Recorded data:
begin

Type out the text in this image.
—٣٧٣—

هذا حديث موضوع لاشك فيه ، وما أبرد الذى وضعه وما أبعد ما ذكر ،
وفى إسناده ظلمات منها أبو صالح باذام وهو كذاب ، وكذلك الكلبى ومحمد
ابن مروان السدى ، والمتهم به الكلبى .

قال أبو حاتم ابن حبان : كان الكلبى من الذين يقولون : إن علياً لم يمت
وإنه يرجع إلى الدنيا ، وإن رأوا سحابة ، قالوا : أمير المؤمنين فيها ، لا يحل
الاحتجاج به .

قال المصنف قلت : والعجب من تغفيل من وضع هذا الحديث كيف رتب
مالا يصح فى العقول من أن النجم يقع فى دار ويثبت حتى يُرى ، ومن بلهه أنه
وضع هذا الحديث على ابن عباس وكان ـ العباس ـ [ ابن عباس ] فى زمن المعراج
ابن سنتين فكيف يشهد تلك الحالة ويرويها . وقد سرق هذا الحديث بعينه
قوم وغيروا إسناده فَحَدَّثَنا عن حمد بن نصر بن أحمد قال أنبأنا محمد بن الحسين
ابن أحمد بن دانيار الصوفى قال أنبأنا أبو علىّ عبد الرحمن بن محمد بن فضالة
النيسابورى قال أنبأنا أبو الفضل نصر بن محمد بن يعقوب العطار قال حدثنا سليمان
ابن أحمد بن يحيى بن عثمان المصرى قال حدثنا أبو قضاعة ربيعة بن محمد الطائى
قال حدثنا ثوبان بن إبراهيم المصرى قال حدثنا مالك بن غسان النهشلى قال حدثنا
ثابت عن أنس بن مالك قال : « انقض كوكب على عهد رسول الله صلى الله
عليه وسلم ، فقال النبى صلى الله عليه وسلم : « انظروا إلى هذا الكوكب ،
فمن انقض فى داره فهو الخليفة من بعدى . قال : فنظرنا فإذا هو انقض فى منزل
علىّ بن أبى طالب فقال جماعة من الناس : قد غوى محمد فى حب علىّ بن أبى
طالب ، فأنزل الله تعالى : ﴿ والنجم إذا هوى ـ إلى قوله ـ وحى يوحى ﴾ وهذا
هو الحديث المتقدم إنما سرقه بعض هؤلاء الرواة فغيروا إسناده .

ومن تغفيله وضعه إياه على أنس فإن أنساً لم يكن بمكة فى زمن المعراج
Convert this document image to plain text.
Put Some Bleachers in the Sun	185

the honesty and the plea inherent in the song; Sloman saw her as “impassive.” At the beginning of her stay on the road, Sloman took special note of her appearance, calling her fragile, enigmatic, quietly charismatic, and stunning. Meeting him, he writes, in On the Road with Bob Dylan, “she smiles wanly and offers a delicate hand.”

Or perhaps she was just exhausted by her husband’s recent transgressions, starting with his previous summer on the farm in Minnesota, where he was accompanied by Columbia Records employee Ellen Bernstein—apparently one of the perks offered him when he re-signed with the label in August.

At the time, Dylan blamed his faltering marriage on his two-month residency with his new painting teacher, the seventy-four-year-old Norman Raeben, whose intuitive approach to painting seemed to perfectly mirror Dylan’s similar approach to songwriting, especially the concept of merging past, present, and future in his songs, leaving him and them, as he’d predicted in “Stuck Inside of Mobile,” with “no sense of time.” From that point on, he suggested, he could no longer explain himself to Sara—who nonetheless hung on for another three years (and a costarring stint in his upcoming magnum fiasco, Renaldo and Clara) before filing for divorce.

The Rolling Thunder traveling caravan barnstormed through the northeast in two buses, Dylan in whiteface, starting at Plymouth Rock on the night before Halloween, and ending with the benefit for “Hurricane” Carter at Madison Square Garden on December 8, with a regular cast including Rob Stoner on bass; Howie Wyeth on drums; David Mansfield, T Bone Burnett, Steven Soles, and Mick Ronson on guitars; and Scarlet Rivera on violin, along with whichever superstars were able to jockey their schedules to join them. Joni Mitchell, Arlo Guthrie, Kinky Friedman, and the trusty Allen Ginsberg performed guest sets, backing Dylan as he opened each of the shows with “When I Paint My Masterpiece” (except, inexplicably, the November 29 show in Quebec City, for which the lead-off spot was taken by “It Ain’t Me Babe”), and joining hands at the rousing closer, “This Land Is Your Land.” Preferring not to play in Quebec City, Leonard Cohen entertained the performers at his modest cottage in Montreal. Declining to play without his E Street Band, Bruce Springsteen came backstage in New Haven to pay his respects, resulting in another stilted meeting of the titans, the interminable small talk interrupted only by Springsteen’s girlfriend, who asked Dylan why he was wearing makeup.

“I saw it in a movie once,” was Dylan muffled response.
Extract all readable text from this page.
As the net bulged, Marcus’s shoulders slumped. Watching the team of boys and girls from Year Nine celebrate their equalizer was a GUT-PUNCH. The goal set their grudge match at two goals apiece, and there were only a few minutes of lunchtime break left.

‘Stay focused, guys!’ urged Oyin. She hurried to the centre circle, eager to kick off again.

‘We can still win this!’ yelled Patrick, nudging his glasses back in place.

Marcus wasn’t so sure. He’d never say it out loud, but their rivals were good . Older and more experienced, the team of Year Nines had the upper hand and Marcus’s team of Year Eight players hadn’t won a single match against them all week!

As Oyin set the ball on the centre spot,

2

end

Directive: Sift the material for lines with the string "إسناده". Copy each one found.

Solution to this task:
وفى إسناده ظلمات منها أبو صالح باذام وهو كذاب ، وكذلك الكلبى ومحمد
قوم وغيروا إسناده فَحَدَّثَنا عن حمد بن نصر بن أحمد قال أنبأنا محمد بن الحسين
هو الحديث المتقدم إنما سرقه بعض هؤلاء الرواة فغيروا إسناده .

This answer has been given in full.